Written exercise: Count the lines of the data below that contain the string "series", matching case exactly. Give only the number.

[start Given records]

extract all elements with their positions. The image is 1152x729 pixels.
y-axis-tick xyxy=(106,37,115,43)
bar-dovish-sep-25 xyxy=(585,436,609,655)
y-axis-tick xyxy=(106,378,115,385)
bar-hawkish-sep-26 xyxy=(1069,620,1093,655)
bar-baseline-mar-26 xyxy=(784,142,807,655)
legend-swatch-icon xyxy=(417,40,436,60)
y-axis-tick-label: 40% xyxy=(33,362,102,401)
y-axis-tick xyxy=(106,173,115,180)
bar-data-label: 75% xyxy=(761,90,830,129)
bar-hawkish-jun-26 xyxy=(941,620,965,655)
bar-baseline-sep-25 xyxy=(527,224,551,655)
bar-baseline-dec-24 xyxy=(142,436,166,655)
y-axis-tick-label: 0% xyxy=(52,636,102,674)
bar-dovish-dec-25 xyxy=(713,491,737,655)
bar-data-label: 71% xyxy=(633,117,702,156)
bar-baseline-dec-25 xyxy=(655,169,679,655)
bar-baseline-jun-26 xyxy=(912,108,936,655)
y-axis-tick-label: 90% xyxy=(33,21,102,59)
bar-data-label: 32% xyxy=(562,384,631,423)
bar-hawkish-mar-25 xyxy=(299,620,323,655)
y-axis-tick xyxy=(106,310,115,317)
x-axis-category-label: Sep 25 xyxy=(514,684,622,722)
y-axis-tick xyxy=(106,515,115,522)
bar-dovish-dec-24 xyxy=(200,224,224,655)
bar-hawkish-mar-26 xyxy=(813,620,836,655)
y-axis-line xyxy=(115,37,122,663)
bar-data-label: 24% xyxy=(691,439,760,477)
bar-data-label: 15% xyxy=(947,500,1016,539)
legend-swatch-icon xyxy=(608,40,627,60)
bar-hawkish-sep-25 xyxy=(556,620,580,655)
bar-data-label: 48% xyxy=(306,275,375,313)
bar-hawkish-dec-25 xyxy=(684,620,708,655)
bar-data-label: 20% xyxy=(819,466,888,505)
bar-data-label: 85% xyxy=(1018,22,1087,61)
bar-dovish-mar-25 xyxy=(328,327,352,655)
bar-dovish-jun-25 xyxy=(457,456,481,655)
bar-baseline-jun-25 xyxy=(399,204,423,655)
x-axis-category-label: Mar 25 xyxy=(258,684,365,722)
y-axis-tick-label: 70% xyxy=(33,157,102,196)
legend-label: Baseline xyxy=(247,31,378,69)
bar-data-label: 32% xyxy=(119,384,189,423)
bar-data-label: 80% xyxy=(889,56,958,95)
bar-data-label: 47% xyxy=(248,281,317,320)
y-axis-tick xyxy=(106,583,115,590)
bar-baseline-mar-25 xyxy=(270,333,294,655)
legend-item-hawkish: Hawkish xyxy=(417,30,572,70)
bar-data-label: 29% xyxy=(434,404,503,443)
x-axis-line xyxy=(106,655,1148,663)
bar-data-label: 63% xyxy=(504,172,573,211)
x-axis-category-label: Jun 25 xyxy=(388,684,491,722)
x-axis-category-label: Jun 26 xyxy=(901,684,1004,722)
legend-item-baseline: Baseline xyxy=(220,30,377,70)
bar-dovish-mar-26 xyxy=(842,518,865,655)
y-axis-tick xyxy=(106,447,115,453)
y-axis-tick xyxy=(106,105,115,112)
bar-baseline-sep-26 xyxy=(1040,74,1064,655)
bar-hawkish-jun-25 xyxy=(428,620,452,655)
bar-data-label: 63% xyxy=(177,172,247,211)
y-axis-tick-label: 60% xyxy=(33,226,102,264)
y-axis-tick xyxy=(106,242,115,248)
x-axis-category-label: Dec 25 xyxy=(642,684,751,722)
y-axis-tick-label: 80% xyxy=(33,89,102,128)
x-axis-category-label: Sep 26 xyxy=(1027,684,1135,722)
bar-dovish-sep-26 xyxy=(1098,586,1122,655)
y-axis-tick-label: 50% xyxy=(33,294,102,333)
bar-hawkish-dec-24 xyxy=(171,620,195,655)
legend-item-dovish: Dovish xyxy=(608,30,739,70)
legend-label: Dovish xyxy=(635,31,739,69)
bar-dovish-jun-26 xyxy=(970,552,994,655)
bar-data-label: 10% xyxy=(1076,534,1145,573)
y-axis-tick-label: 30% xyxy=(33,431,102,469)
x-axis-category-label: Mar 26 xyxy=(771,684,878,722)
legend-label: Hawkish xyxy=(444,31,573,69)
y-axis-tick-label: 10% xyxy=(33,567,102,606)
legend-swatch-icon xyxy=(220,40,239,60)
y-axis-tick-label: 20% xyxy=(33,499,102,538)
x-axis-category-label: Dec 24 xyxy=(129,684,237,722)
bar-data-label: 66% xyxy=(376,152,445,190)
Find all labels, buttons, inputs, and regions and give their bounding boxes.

[end Given records]
[start Given records]

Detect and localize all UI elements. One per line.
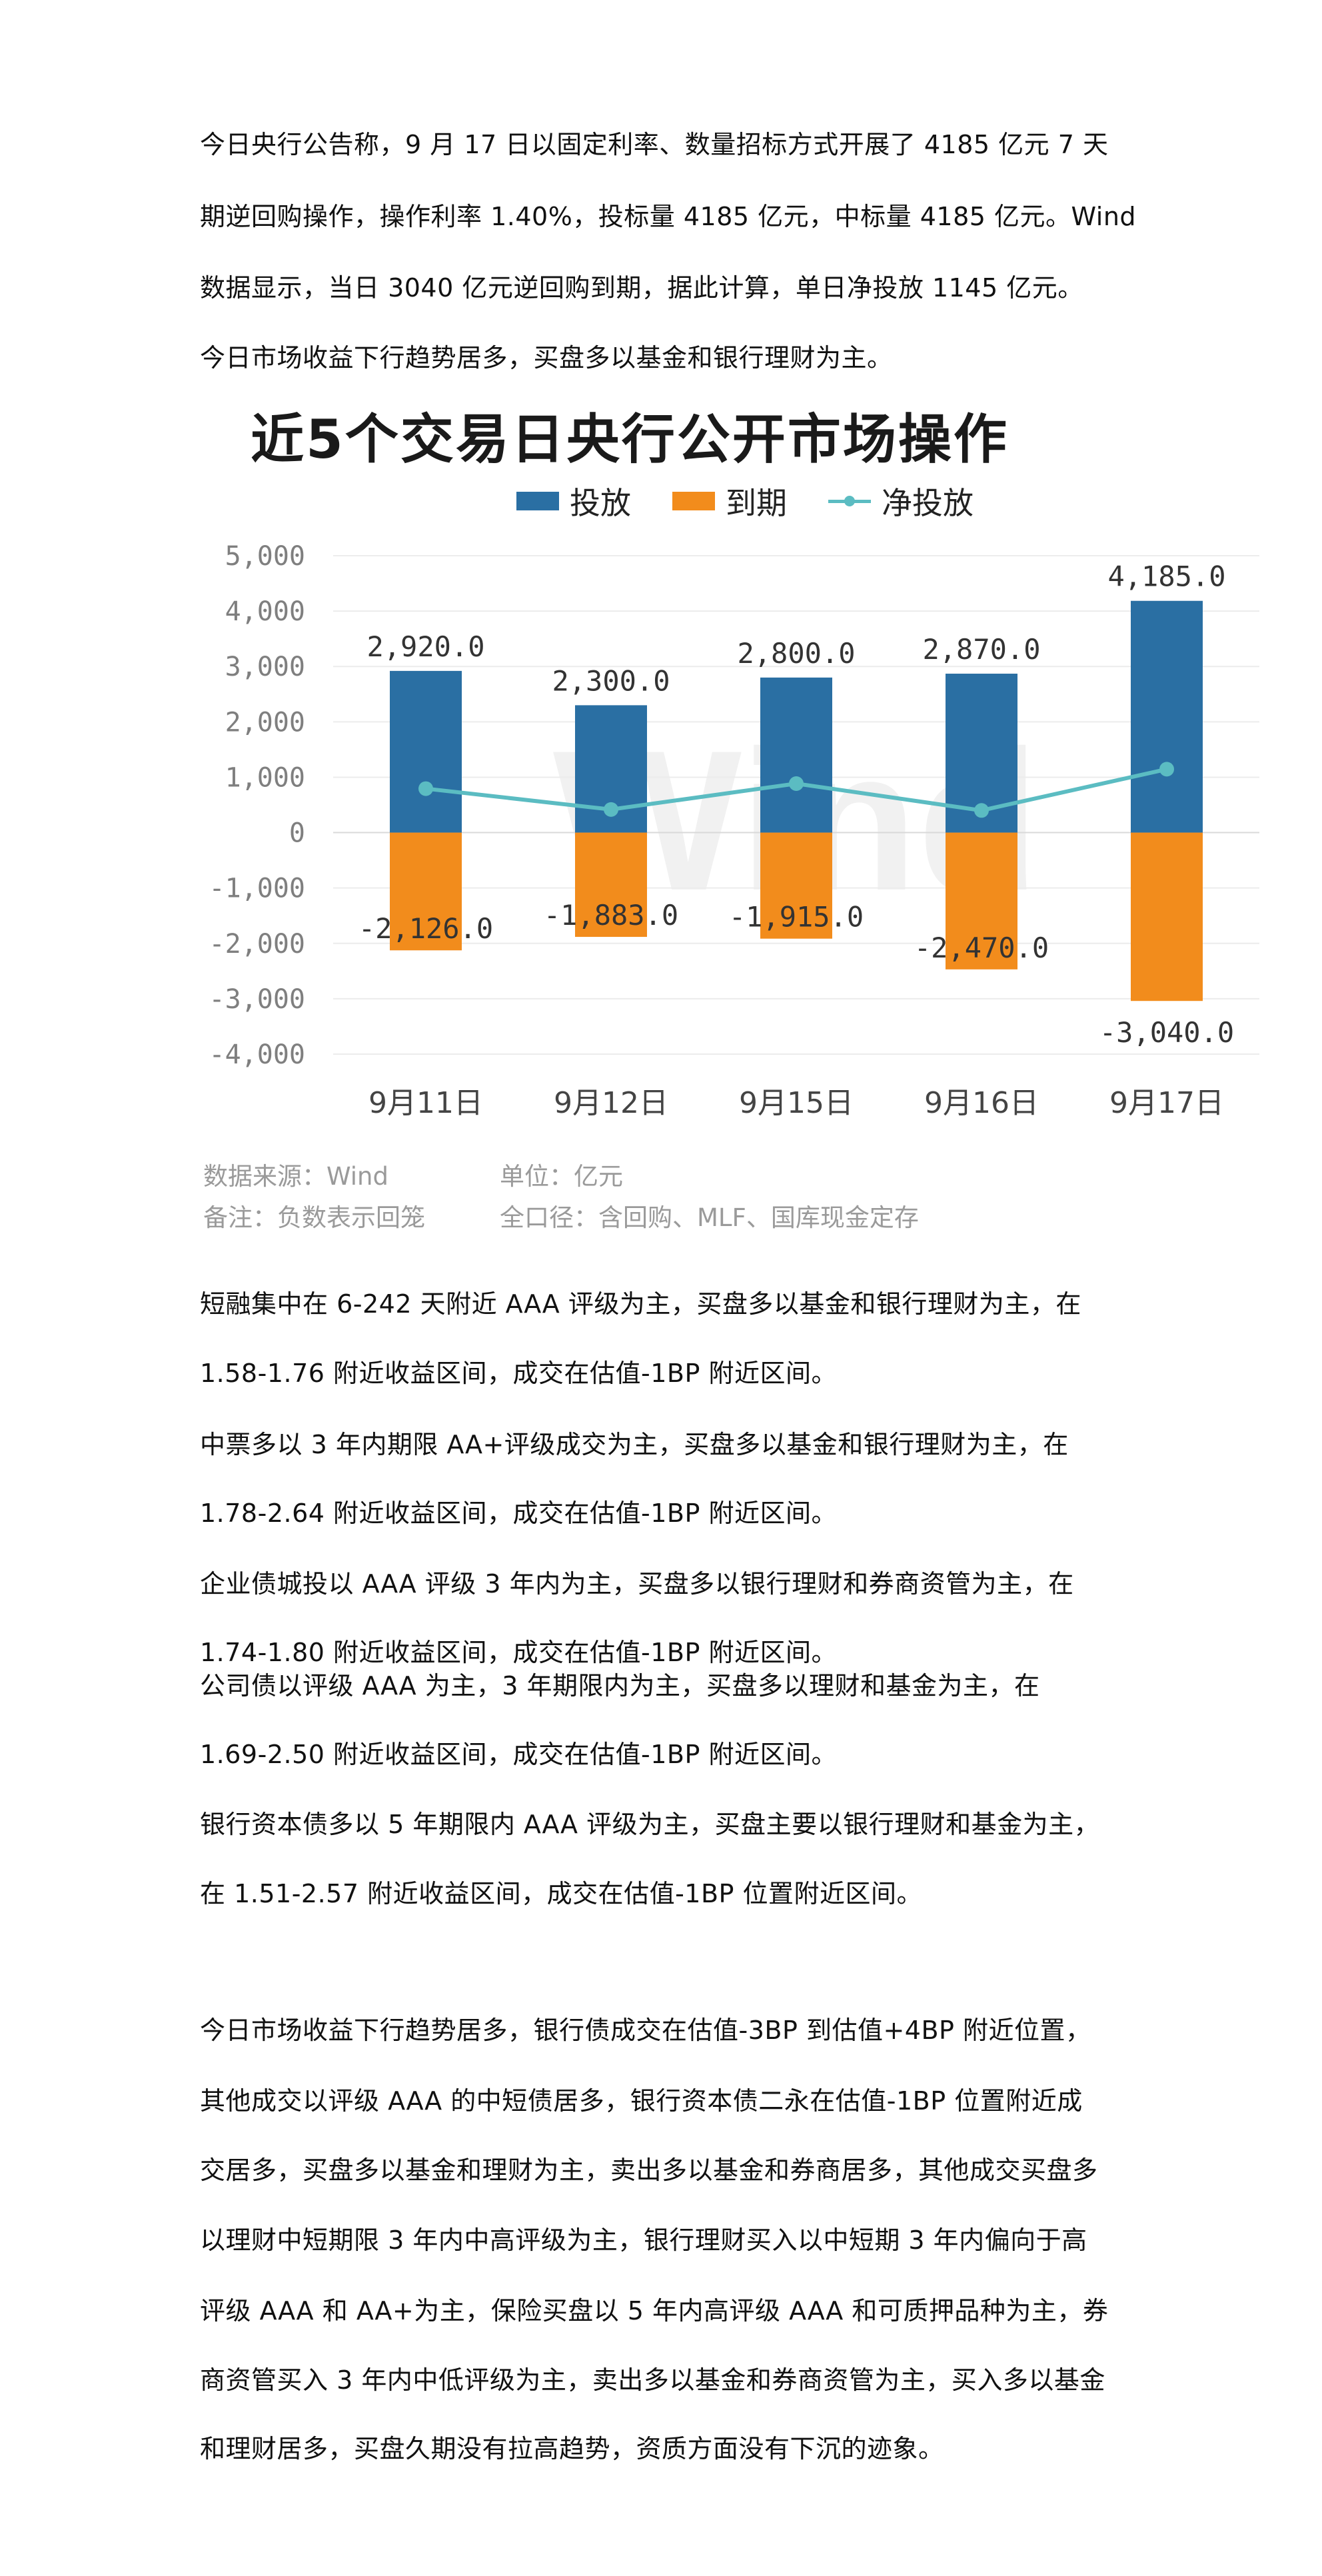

[end Given records]
[start Given records]

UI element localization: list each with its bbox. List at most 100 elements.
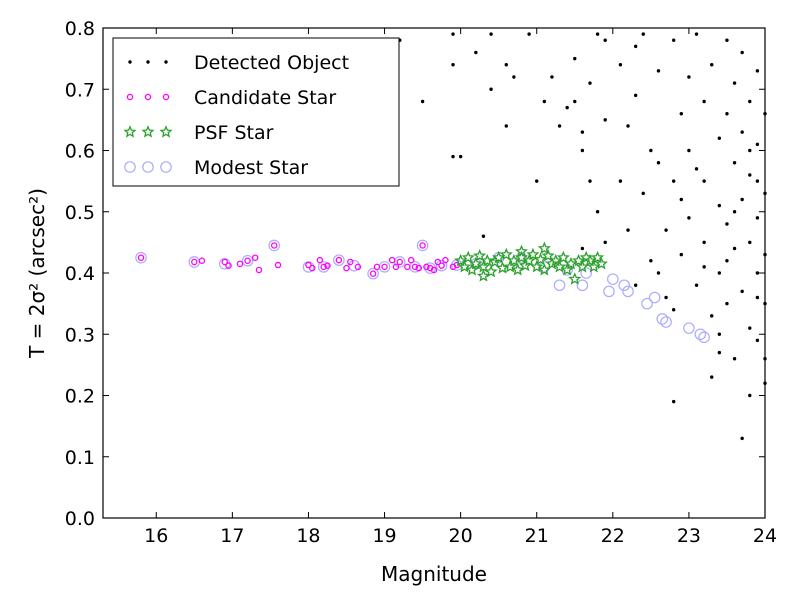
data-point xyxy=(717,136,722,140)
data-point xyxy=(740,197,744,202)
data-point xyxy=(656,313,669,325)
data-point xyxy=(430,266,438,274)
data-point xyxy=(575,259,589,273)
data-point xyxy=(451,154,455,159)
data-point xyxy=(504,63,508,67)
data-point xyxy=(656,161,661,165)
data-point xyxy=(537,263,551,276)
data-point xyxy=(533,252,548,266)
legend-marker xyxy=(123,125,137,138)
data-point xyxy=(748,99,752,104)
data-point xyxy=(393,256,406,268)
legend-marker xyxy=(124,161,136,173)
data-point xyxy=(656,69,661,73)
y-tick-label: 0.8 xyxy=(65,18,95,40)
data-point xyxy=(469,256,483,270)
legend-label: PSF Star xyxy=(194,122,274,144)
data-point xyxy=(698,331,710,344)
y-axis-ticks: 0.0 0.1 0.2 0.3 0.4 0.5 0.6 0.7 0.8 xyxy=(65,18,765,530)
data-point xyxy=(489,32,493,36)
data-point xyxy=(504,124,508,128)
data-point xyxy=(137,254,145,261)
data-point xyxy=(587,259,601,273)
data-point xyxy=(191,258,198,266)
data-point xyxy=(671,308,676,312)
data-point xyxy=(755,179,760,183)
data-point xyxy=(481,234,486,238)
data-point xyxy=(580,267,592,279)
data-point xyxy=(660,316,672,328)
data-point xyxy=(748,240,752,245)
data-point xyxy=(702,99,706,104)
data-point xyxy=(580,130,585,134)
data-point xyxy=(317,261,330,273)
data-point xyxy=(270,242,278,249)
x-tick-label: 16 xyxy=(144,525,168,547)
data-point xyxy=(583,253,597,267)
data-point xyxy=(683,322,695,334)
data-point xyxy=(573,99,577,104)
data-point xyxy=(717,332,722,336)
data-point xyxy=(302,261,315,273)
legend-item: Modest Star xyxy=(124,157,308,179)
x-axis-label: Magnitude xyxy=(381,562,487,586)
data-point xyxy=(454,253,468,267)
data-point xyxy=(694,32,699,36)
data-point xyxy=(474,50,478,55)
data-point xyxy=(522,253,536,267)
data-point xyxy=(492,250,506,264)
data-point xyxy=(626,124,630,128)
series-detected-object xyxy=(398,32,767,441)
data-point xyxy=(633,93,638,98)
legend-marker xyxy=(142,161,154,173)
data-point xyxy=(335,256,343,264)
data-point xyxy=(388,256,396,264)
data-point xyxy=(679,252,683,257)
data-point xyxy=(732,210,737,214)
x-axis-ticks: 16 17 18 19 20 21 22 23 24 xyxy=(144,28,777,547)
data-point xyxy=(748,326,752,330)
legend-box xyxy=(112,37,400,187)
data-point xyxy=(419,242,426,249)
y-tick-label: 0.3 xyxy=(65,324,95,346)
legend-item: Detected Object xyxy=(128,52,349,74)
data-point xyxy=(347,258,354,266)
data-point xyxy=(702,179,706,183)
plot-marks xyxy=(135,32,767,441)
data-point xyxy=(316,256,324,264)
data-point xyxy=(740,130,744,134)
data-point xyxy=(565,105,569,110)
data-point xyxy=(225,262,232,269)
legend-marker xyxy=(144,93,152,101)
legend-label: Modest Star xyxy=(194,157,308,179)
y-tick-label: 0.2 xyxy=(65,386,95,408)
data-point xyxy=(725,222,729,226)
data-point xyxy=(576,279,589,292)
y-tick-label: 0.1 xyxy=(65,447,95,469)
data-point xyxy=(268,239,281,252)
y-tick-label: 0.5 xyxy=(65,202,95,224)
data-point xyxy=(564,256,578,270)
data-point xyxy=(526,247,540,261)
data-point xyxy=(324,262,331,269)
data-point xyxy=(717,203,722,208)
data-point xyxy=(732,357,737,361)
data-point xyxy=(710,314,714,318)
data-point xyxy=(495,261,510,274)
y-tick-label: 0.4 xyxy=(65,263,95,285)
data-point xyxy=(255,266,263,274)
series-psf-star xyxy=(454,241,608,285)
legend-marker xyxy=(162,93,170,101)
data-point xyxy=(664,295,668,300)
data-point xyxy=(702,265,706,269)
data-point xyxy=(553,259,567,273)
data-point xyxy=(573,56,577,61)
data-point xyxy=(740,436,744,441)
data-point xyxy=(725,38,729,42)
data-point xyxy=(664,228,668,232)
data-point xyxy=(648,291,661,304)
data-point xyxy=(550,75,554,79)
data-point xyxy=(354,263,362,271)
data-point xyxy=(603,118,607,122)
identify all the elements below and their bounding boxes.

[end Given records]

Response to the task: 2